# YOUR OBJECTIVE
Locate each line containing the string "Software" and copy it out.
☆ ☆ ☆ ☆ ☆
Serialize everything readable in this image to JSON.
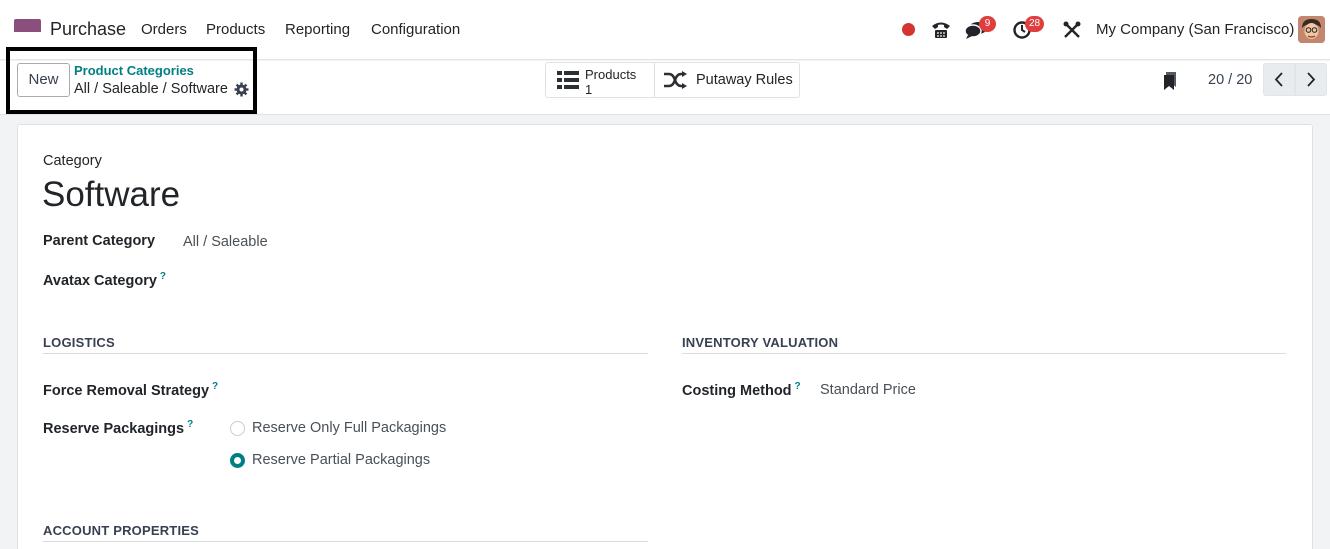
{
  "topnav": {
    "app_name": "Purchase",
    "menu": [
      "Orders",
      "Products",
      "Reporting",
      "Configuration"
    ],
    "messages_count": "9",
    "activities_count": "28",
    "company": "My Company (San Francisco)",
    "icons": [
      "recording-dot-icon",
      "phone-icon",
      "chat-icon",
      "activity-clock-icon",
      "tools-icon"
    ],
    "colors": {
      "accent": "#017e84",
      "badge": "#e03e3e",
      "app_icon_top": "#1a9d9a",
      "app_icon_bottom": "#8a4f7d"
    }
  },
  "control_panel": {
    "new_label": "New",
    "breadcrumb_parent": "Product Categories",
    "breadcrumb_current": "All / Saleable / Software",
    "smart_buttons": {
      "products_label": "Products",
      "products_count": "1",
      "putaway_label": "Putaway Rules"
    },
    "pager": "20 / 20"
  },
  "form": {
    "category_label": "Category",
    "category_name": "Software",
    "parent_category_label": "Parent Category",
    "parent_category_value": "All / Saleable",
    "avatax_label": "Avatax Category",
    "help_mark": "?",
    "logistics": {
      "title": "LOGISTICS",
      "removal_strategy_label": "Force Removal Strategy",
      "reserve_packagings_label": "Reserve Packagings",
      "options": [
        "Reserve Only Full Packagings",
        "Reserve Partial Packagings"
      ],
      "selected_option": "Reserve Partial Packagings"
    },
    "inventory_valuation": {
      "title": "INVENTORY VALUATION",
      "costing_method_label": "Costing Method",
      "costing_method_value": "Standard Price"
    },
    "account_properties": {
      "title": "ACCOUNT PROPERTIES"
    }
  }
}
☆ ☆ ☆ ☆ ☆
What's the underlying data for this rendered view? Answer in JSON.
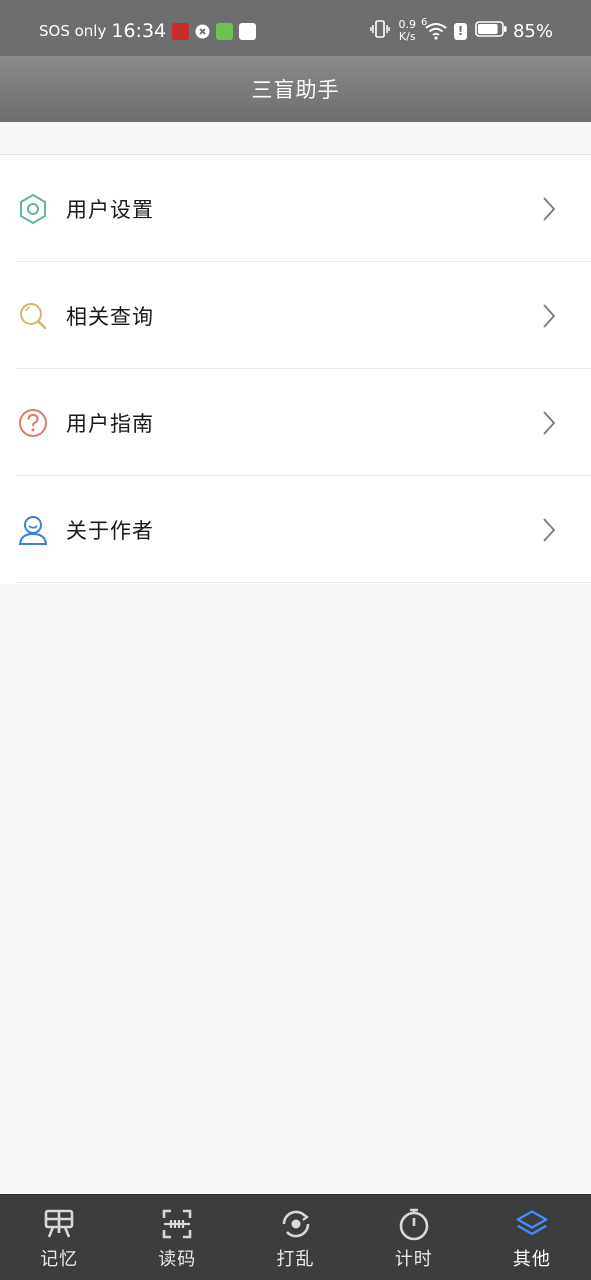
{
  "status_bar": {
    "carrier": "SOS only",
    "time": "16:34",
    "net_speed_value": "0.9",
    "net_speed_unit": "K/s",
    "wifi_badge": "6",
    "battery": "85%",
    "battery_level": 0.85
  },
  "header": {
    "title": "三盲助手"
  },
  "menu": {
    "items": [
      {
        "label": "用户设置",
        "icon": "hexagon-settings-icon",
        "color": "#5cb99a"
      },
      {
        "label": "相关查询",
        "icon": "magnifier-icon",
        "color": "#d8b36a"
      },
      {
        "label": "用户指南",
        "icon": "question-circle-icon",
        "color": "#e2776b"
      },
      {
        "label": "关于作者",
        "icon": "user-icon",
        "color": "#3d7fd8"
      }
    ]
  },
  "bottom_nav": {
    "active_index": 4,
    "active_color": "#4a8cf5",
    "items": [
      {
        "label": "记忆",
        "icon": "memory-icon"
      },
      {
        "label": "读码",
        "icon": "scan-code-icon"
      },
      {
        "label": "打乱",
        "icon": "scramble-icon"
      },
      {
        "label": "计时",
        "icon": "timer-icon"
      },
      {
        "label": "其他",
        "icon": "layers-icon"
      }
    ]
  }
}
☆ ☆ ☆ ☆ ☆
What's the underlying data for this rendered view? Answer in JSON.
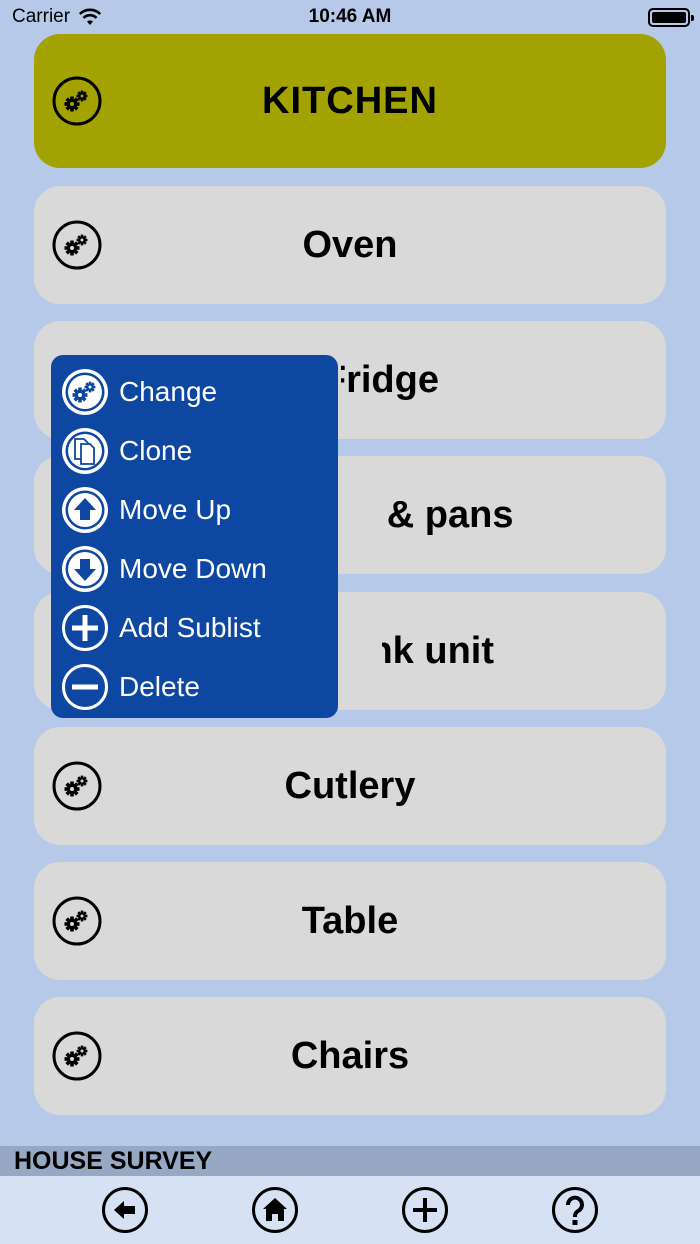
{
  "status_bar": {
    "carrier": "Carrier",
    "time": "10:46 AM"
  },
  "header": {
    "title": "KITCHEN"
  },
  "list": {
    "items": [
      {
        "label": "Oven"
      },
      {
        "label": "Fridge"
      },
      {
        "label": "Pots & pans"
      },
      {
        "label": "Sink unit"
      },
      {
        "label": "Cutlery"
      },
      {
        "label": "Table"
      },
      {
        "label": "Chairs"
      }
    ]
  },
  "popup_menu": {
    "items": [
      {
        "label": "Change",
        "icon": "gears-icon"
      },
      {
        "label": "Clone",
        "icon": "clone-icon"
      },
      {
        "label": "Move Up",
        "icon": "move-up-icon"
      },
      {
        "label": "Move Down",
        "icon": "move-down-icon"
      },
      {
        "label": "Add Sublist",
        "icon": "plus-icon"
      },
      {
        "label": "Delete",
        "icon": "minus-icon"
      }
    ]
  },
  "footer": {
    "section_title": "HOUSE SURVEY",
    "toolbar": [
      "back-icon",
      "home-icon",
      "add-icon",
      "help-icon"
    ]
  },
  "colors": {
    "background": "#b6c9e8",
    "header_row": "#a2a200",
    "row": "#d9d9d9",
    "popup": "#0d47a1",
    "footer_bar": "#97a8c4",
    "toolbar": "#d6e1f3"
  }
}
☆ ☆ ☆ ☆ ☆
# EXERCISE ANSWER
    "breadcrumb_current": "All / Saleable / Software",
    "category_name": "Software",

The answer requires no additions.